Give the data a second time, exactly and in full.

•••

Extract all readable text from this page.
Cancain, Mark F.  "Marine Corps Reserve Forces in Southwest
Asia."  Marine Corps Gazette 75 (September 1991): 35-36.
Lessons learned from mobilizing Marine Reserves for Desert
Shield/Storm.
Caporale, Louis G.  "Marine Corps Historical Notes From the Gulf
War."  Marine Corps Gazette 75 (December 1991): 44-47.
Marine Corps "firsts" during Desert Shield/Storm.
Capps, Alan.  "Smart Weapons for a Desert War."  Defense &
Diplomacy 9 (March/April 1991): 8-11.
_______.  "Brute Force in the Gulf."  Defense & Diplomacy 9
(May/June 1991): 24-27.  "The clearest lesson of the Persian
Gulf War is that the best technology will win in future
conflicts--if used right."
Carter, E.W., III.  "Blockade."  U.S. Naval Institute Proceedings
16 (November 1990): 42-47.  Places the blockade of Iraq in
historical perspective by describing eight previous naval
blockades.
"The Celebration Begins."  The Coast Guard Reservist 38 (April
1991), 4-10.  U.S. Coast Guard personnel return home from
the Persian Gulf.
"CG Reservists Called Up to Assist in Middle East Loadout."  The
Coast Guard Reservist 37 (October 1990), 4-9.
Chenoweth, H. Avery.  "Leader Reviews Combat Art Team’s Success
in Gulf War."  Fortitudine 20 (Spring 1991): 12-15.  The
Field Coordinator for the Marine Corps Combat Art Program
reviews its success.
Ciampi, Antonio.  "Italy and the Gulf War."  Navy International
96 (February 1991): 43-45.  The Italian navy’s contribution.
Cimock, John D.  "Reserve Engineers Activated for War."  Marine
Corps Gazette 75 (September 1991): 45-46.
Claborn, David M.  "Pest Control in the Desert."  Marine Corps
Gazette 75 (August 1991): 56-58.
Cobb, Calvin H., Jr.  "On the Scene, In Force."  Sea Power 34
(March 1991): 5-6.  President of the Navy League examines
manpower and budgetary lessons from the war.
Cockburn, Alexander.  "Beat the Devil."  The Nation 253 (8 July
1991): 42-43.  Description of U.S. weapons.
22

•••

SOLVED EXERCISE.
Extract all readable text from this page.
Cancain, Mark F.  "Marine Corps Reserve Forces in Southwest
Asia."  Marine Corps Gazette 75 (September 1991): 35-36.
Lessons learned from mobilizing Marine Reserves for Desert
Shield/Storm.
Caporale, Louis G.  "Marine Corps Historical Notes From the Gulf
War."  Marine Corps Gazette 75 (December 1991): 44-47.
Marine Corps "firsts" during Desert Shield/Storm.
Capps, Alan.  "Smart Weapons for a Desert War."  Defense &
Diplomacy 9 (March/April 1991): 8-11.
_______.  "Brute Force in the Gulf."  Defense & Diplomacy 9
(May/June 1991): 24-27.  "The clearest lesson of the Persian
Gulf War is that the best technology will win in future
conflicts--if used right."
Carter, E.W., III.  "Blockade."  U.S. Naval Institute Proceedings
16 (November 1990): 42-47.  Places the blockade of Iraq in
historical perspective by describing eight previous naval
blockades.
"The Celebration Begins."  The Coast Guard Reservist 38 (April
1991), 4-10.  U.S. Coast Guard personnel return home from
the Persian Gulf.
"CG Reservists Called Up to Assist in Middle East Loadout."  The
Coast Guard Reservist 37 (October 1990), 4-9.
Chenoweth, H. Avery.  "Leader Reviews Combat Art Team’s Success
in Gulf War."  Fortitudine 20 (Spring 1991): 12-15.  The
Field Coordinator for the Marine Corps Combat Art Program
reviews its success.
Ciampi, Antonio.  "Italy and the Gulf War."  Navy International
96 (February 1991): 43-45.  The Italian navy’s contribution.
Cimock, John D.  "Reserve Engineers Activated for War."  Marine
Corps Gazette 75 (September 1991): 45-46.
Claborn, David M.  "Pest Control in the Desert."  Marine Corps
Gazette 75 (August 1991): 56-58.
Cobb, Calvin H., Jr.  "On the Scene, In Force."  Sea Power 34
(March 1991): 5-6.  President of the Navy League examines
manpower and budgetary lessons from the war.
Cockburn, Alexander.  "Beat the Devil."  The Nation 253 (8 July
1991): 42-43.  Description of U.S. weapons.
22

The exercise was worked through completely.